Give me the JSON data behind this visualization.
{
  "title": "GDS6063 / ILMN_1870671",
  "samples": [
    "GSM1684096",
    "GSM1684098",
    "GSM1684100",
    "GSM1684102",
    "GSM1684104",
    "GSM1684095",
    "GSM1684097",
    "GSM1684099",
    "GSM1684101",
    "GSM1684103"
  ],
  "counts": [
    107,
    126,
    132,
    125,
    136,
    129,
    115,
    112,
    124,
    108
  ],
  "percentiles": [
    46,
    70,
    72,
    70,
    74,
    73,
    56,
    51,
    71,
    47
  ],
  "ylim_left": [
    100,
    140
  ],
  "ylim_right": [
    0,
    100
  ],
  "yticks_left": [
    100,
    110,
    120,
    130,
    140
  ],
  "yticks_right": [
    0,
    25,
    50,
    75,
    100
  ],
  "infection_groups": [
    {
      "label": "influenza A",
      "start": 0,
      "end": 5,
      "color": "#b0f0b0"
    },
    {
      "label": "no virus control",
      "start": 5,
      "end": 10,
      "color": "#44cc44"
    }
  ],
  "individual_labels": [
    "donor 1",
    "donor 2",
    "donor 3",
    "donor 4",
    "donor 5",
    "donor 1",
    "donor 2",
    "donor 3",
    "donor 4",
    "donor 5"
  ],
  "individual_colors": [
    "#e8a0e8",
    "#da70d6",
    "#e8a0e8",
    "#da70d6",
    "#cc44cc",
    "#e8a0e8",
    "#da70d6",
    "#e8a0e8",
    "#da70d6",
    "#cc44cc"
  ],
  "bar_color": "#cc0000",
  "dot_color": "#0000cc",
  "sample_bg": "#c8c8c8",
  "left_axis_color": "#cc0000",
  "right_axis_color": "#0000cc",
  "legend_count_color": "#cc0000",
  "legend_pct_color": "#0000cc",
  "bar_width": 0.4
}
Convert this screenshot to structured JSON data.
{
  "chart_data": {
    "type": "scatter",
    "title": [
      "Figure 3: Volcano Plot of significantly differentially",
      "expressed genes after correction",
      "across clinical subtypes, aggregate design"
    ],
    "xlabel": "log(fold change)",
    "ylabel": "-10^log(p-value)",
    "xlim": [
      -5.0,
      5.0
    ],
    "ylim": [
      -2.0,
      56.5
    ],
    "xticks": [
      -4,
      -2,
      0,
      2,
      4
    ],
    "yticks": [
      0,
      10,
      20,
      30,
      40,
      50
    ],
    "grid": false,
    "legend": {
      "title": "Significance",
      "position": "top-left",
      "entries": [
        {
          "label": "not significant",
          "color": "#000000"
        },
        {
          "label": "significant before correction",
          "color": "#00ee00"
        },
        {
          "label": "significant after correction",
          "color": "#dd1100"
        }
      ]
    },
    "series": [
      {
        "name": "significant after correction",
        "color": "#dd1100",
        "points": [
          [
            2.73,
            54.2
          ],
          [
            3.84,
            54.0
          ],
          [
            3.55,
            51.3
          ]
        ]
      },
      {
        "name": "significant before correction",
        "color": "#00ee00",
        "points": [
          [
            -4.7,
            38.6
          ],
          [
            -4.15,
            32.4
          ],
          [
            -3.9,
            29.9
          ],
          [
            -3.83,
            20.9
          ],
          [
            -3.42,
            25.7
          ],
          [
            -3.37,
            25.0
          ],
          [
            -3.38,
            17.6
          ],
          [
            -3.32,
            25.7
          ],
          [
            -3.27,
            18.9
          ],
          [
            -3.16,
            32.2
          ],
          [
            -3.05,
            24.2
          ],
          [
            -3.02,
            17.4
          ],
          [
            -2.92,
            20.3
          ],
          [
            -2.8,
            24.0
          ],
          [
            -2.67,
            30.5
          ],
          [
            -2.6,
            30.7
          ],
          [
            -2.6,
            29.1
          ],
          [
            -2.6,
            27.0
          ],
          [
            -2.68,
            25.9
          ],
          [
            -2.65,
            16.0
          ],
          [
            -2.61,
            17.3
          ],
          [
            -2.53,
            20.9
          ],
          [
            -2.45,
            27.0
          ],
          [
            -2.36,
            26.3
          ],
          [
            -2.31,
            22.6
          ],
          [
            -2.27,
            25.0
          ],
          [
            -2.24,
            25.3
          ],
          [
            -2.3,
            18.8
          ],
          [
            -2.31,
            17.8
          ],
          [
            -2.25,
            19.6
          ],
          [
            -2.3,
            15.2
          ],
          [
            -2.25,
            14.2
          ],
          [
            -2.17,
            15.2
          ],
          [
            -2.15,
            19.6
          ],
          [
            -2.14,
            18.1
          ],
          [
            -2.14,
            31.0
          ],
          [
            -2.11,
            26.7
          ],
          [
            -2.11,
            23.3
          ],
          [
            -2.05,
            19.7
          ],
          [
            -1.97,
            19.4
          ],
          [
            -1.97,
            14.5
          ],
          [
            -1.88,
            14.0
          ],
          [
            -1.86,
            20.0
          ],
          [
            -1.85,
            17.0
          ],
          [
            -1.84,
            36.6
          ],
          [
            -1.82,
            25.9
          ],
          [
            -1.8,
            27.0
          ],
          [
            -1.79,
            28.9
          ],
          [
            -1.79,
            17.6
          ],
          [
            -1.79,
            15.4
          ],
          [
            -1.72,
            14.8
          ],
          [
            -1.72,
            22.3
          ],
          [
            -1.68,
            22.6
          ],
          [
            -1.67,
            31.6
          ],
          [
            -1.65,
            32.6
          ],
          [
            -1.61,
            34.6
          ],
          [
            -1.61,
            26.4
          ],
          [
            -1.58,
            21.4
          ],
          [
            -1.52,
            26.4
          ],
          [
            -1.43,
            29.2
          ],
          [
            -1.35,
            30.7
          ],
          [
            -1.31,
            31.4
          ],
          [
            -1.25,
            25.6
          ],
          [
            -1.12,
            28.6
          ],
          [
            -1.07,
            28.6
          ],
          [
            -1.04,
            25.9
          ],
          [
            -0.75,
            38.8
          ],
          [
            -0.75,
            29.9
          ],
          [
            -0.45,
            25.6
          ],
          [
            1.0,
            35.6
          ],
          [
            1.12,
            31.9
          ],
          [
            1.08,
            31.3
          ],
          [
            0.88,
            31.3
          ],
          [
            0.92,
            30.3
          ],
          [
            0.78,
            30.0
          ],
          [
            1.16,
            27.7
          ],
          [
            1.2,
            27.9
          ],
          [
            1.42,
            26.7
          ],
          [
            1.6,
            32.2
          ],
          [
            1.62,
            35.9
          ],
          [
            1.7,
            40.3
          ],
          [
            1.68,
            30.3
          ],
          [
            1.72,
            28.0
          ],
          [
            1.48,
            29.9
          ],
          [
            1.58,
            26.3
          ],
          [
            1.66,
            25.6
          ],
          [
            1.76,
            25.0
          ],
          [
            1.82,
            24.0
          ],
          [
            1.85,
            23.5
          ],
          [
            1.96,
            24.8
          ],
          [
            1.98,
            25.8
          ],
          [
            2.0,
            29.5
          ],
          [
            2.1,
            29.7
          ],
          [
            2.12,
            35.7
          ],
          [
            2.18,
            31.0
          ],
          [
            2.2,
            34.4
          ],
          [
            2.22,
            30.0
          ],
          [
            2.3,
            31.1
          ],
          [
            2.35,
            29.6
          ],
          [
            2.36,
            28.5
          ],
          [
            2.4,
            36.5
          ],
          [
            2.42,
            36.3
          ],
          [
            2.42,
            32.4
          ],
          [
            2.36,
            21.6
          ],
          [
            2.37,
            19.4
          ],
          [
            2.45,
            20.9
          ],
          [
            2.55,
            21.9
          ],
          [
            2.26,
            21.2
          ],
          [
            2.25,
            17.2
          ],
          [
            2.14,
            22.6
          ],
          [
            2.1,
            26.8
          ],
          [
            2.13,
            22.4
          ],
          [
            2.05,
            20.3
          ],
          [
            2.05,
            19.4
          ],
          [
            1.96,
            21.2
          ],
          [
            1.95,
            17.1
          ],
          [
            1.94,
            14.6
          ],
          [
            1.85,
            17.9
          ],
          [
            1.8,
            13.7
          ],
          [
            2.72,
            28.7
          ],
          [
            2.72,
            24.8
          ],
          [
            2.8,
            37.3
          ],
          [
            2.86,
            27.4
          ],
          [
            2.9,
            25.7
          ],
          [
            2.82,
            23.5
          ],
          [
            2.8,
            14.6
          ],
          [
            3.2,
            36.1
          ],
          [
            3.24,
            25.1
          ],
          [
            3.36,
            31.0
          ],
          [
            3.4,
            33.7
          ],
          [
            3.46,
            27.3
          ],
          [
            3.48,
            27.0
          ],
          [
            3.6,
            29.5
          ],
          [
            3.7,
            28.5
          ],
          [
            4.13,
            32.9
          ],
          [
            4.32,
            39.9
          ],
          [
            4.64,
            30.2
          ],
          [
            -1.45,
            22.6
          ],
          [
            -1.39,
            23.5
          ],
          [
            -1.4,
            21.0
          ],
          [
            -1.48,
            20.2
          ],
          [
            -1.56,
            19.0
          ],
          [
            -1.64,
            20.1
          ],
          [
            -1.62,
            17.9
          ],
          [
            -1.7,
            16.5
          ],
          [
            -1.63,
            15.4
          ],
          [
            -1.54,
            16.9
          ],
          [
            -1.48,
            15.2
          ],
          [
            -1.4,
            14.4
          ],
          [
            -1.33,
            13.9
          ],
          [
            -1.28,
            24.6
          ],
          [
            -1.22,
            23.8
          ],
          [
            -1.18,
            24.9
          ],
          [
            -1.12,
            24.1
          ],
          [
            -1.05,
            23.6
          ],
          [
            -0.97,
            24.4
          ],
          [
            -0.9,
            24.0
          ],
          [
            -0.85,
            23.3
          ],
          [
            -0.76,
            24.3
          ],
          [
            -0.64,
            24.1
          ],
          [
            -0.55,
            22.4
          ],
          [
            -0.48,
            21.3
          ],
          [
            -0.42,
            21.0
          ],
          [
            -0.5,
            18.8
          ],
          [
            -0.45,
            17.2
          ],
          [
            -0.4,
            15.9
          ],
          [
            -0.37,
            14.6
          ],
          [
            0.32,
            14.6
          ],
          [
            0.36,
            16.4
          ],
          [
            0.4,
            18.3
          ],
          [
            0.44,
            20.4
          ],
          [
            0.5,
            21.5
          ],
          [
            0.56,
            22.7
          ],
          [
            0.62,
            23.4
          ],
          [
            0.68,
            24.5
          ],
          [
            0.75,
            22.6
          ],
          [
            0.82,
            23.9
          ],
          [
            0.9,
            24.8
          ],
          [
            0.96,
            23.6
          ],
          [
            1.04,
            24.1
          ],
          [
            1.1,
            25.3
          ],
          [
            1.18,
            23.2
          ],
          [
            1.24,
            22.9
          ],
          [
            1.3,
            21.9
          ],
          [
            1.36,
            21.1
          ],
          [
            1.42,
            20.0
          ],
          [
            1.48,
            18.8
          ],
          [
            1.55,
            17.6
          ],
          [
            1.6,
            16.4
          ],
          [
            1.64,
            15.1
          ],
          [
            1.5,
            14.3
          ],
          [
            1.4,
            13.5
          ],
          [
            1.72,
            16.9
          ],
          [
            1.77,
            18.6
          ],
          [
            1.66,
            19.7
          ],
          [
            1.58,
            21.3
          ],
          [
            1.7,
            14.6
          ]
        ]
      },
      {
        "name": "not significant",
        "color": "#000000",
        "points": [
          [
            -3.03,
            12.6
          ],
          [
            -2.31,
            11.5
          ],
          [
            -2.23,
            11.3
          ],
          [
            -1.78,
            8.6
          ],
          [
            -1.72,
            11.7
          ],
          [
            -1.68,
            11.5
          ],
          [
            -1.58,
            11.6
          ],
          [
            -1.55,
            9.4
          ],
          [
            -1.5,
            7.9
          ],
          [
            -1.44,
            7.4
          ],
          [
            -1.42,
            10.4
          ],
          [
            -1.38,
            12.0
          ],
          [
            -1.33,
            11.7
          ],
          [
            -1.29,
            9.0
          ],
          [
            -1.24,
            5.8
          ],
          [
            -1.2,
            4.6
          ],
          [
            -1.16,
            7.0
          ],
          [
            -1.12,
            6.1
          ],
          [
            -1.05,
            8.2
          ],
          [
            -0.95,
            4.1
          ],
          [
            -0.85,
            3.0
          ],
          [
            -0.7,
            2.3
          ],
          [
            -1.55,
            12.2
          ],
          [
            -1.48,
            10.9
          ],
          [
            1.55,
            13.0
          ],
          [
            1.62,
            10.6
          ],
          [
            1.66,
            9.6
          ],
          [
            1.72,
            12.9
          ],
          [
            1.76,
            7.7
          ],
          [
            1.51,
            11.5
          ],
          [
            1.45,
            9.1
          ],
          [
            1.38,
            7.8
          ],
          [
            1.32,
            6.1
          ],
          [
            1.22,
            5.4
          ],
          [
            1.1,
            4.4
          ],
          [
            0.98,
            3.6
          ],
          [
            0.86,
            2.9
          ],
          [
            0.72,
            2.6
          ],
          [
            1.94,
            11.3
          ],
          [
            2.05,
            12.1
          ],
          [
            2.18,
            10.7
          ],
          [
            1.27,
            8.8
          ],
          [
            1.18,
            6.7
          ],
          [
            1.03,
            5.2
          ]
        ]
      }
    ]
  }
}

--------

TASK INSTRUCTIONS -> Tally the lines of the entries that carry the word "before" and say only that number.

RESULT FOR THIS TASK -> 2